## What this task involves
Wherever a line below holds the word "Gavia", copy that line.

## Provided data
::::
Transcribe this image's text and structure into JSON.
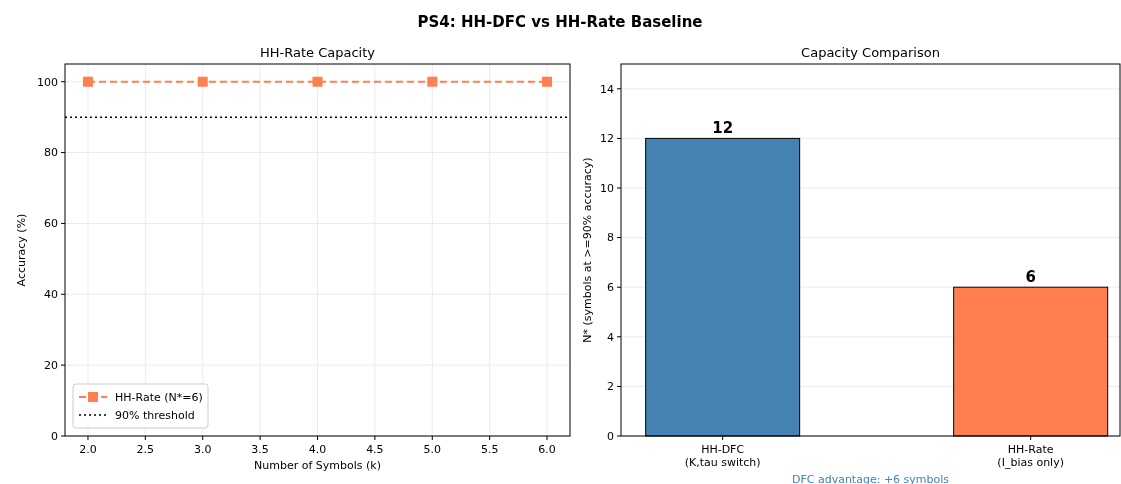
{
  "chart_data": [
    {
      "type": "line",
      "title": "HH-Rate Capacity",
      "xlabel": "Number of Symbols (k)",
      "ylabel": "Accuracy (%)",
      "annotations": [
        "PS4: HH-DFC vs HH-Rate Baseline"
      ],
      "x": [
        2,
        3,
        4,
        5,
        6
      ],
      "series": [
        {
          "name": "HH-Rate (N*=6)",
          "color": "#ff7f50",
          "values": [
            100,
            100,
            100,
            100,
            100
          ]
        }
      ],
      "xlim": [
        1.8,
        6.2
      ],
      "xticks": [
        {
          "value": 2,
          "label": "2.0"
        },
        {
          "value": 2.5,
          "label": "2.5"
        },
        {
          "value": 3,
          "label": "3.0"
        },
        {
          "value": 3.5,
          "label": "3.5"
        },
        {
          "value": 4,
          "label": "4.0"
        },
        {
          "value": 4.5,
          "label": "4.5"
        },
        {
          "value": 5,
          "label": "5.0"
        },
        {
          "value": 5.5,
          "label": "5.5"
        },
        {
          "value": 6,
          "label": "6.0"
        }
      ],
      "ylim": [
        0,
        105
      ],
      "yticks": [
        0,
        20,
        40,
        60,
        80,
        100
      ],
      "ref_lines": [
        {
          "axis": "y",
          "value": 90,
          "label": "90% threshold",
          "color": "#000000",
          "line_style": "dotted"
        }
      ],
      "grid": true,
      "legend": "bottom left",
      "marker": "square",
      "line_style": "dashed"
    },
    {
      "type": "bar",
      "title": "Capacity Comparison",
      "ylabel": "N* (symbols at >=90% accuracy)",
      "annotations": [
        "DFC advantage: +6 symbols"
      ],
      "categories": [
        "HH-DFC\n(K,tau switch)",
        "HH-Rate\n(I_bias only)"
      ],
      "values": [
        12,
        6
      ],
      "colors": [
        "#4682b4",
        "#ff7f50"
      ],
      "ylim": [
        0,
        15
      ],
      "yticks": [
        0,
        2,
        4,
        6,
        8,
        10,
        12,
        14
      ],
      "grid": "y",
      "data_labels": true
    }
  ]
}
::::
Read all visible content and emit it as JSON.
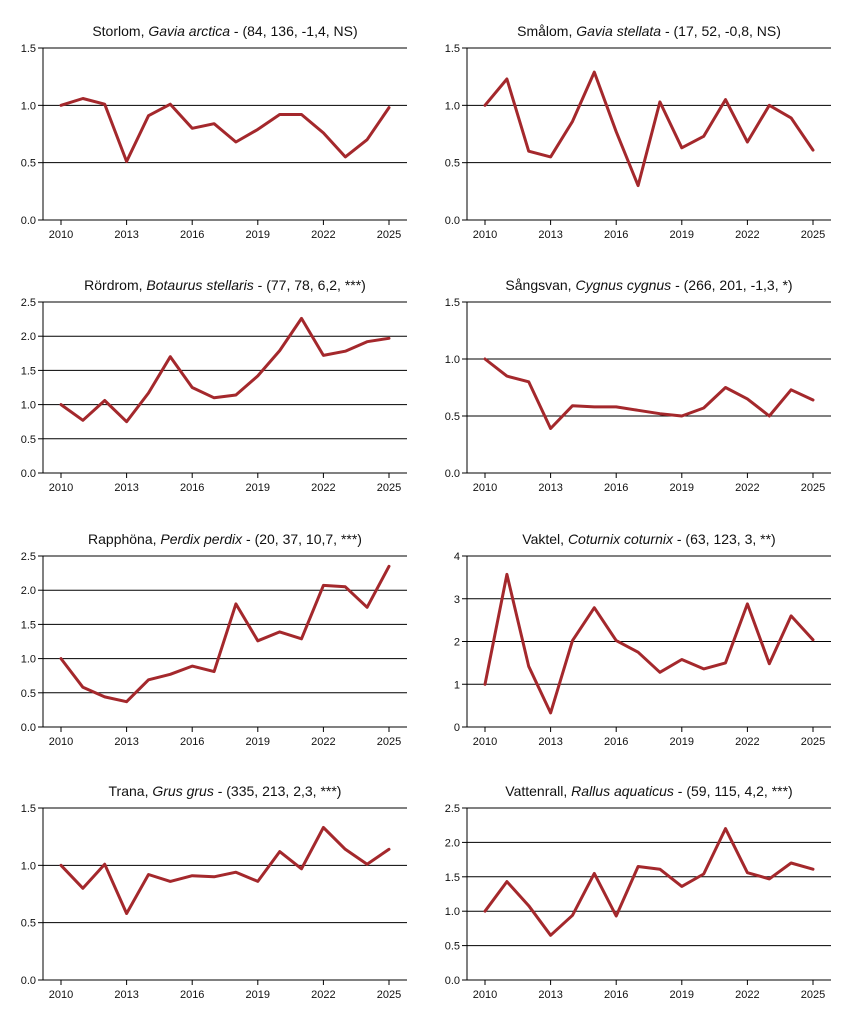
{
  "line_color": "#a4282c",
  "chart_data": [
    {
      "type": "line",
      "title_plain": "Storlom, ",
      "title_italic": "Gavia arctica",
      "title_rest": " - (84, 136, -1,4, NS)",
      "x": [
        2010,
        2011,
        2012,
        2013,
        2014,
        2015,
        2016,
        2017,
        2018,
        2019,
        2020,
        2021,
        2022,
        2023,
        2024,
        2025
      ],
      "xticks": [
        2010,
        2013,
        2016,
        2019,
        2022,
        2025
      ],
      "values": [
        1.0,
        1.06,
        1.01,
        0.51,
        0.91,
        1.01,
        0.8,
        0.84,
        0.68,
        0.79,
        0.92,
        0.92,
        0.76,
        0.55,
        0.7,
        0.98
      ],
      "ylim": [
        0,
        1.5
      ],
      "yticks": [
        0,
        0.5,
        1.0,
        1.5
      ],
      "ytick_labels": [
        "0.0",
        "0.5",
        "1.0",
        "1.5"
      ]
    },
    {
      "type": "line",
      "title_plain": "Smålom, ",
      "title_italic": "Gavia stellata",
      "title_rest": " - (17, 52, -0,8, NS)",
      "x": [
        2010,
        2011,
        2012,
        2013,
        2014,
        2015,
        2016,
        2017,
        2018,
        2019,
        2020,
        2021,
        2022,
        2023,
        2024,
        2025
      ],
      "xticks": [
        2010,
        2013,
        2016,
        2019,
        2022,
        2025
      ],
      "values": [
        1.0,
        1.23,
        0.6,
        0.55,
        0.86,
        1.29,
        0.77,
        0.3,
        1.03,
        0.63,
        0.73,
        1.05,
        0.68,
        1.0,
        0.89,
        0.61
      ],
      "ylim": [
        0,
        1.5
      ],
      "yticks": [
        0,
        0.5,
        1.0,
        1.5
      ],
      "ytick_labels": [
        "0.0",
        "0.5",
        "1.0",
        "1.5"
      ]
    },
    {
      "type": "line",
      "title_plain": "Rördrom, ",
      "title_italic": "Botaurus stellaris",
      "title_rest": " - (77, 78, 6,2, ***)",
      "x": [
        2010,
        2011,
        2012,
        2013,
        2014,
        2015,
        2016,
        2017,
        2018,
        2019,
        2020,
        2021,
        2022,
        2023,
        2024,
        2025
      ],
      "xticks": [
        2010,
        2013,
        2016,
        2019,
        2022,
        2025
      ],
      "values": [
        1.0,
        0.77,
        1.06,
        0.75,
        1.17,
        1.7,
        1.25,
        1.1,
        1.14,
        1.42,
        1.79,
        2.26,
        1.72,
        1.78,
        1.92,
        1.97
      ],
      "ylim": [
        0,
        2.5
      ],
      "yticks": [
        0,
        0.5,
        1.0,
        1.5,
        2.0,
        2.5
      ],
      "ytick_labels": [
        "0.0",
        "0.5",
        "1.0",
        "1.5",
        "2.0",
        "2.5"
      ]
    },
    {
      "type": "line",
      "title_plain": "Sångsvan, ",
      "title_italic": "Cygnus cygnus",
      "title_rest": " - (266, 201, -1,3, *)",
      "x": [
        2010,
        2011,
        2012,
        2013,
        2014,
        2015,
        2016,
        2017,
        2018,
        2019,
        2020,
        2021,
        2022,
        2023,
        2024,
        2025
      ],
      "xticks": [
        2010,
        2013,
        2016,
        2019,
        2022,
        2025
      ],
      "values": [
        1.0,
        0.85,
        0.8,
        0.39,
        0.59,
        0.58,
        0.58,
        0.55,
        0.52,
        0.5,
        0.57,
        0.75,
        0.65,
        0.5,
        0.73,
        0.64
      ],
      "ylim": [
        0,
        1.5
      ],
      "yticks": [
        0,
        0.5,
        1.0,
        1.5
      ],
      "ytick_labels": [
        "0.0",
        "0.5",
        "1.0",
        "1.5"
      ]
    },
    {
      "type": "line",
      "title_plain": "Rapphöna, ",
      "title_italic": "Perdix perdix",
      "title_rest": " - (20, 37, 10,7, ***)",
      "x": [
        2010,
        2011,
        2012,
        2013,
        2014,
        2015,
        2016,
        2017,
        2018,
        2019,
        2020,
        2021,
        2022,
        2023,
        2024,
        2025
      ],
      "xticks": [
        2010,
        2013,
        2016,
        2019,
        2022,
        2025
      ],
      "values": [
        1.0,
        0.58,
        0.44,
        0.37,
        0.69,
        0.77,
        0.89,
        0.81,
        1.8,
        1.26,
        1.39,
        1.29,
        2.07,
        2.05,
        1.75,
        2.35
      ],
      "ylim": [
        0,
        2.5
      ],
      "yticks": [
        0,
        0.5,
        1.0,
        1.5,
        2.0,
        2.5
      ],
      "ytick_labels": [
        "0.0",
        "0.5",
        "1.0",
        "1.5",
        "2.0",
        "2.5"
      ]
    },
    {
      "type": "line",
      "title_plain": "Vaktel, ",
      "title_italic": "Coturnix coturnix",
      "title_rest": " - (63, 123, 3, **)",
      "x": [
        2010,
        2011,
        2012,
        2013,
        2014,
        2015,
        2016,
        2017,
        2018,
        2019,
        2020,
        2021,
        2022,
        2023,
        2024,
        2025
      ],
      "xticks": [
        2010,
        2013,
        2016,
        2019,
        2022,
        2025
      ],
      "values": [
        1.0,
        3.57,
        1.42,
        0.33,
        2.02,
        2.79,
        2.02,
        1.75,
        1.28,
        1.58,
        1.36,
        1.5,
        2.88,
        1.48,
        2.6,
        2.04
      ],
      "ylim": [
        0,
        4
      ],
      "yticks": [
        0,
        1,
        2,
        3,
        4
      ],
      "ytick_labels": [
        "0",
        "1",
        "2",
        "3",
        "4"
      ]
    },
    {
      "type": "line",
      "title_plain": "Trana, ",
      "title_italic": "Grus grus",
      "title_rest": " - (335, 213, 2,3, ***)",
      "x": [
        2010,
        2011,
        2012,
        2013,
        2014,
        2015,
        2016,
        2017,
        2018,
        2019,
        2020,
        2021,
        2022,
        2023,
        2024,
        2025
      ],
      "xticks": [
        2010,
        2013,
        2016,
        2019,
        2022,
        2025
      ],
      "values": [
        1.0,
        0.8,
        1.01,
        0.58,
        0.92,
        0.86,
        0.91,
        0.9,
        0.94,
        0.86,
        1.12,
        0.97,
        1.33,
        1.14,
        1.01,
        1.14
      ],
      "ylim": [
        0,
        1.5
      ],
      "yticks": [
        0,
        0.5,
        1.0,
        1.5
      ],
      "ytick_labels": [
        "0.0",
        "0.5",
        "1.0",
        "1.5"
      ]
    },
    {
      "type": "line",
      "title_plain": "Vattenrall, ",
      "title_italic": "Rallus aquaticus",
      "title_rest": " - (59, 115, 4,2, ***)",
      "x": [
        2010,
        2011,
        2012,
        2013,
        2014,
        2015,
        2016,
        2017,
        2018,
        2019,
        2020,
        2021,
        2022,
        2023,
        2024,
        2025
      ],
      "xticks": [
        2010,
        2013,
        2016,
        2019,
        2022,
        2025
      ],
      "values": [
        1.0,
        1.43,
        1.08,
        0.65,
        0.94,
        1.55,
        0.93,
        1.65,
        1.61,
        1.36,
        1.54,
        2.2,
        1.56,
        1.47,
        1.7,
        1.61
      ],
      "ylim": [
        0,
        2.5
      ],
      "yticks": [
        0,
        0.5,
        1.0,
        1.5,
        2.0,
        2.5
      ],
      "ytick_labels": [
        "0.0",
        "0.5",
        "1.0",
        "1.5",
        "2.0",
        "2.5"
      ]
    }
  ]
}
::::
## Written solution
      "title_italic": "Gavia arctica",
      "title_italic": "Gavia stellata",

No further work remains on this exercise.